• [Source records]
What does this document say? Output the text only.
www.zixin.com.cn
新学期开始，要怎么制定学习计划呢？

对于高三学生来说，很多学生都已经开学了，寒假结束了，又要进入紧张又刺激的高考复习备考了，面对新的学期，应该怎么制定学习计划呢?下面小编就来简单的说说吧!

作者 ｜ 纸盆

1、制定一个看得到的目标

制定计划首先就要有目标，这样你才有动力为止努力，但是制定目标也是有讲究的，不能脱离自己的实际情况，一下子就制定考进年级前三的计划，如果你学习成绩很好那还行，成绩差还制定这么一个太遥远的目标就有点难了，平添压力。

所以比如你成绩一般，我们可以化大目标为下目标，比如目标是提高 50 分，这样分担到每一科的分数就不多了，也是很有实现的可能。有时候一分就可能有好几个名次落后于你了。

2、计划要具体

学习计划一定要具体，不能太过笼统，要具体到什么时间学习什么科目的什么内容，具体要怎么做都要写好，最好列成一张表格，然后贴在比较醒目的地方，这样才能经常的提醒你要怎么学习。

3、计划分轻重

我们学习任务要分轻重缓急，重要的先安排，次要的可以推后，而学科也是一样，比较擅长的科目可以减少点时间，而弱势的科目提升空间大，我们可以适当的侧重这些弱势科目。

...

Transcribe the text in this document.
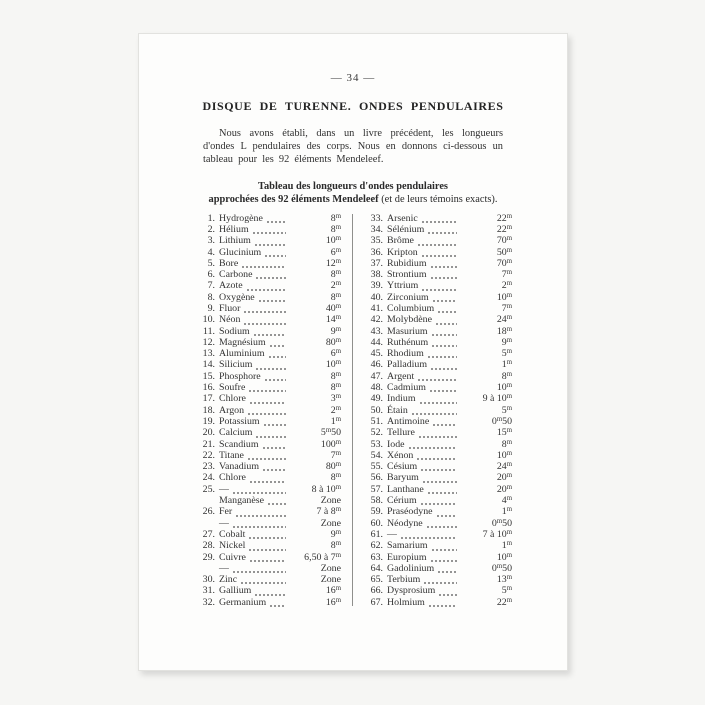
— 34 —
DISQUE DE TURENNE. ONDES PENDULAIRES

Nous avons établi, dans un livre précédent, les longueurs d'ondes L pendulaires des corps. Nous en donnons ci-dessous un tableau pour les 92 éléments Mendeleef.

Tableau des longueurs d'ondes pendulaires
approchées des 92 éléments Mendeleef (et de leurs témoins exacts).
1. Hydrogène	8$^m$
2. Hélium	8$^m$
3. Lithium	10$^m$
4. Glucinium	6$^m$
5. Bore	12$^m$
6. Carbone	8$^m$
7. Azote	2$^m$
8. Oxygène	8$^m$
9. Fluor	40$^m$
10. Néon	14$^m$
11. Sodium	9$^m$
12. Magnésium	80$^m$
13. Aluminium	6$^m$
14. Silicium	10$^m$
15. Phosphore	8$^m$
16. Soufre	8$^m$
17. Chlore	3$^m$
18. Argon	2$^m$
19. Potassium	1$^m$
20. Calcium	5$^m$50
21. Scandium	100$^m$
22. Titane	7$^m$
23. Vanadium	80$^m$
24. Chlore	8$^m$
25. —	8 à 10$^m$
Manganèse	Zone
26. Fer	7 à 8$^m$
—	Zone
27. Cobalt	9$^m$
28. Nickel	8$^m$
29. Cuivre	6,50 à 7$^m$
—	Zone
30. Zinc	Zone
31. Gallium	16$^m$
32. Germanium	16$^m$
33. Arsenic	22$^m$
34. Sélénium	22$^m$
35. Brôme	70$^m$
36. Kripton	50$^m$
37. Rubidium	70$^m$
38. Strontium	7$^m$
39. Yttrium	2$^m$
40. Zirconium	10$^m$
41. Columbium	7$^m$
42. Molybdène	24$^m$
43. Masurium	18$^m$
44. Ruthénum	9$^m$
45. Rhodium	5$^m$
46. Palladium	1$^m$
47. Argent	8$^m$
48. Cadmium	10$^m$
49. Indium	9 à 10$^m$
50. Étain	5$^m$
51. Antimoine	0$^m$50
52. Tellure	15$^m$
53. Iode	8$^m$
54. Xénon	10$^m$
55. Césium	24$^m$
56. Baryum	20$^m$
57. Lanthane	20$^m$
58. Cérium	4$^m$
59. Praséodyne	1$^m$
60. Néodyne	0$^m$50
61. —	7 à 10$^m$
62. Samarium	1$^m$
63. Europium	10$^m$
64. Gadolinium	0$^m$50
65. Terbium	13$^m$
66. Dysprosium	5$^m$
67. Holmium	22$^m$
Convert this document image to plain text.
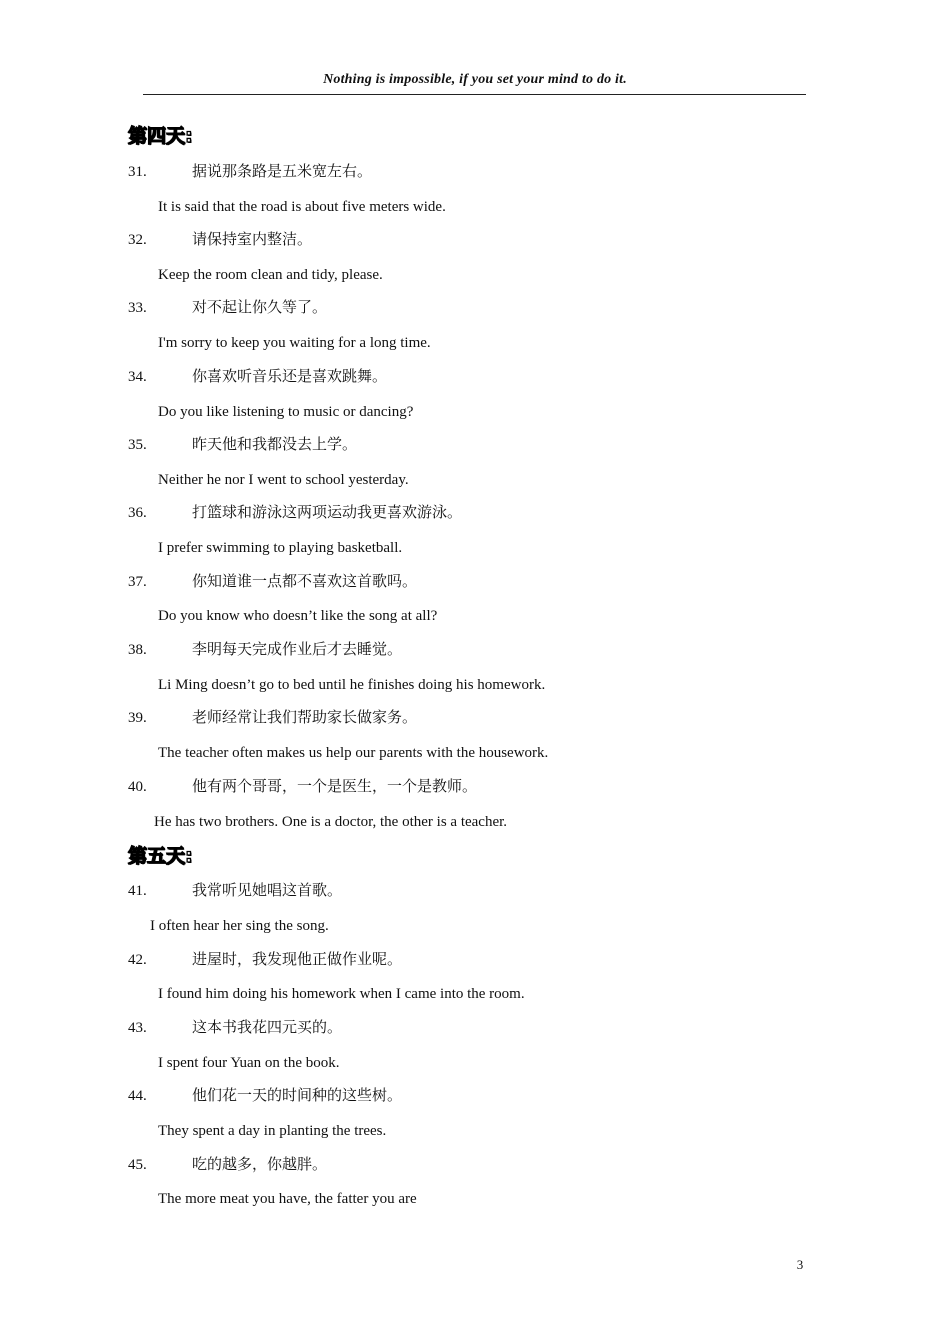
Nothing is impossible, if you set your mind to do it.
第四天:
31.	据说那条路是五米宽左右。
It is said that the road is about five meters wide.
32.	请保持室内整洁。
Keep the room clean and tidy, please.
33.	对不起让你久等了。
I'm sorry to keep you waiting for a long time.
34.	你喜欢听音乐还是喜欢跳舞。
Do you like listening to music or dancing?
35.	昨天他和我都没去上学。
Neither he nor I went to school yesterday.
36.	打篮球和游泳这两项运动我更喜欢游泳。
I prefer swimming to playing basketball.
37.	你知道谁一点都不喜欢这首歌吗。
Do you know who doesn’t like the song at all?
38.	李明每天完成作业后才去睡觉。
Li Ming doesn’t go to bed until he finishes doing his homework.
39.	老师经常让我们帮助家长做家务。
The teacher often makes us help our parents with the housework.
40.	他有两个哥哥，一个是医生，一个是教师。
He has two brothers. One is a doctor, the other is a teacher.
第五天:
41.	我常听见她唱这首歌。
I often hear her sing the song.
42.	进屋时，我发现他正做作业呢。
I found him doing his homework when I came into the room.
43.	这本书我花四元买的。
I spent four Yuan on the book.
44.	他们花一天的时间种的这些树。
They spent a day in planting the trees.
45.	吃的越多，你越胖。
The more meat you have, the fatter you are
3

==

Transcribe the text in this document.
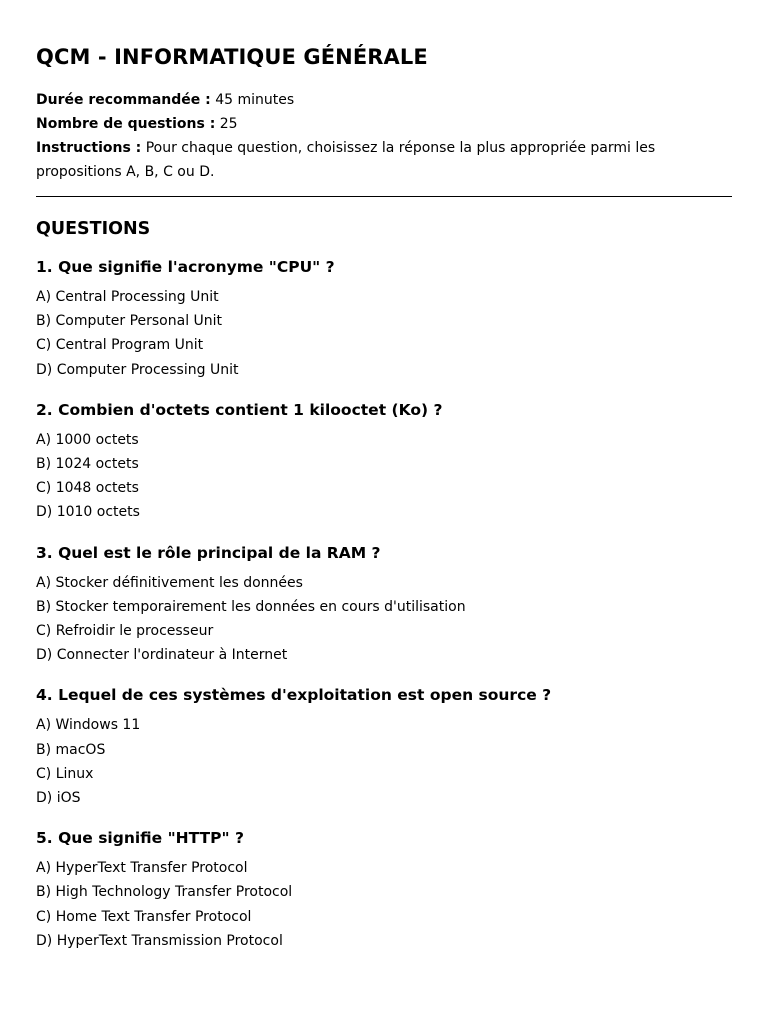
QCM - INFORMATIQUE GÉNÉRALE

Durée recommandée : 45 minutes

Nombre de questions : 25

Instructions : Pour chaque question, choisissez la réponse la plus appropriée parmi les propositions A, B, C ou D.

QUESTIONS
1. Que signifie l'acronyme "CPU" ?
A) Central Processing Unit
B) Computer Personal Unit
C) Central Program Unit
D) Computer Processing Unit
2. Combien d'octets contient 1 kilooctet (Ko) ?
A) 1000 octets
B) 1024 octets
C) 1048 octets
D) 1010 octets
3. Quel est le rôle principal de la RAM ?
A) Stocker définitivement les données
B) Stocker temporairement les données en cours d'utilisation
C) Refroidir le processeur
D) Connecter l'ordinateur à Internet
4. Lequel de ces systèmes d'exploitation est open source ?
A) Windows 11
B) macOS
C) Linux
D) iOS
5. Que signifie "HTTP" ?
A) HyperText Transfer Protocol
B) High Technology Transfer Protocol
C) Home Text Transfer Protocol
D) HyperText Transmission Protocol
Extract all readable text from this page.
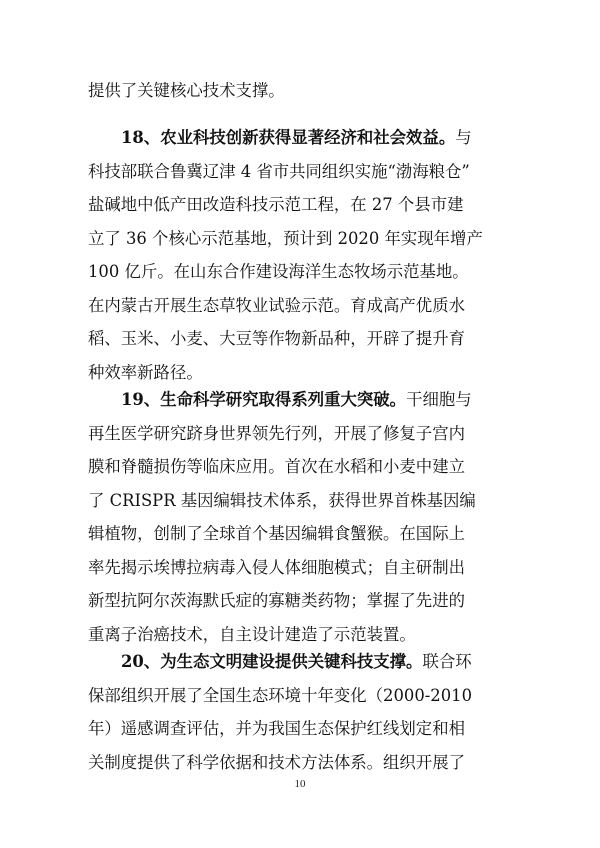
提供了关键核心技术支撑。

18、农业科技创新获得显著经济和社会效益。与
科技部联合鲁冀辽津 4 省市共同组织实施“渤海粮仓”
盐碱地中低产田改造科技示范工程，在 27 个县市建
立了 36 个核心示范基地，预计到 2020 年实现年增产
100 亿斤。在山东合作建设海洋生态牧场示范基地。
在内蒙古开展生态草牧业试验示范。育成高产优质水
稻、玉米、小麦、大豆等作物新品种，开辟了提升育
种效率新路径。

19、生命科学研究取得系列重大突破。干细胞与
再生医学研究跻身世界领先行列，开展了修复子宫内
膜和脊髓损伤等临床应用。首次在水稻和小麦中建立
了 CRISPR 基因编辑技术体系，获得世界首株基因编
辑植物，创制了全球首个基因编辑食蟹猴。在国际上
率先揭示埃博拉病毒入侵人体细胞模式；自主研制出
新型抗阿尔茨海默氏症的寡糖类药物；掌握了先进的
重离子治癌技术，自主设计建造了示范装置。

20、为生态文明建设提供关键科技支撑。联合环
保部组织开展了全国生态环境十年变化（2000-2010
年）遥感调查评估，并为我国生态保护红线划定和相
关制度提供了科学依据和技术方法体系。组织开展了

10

• [What you will do]
Identify the lines of the data that contain the word "doesn". Copy each of them.

• [Solution]
Do you know who doesn’t like the song at all?
Li Ming doesn’t go to bed until he finishes doing his homework.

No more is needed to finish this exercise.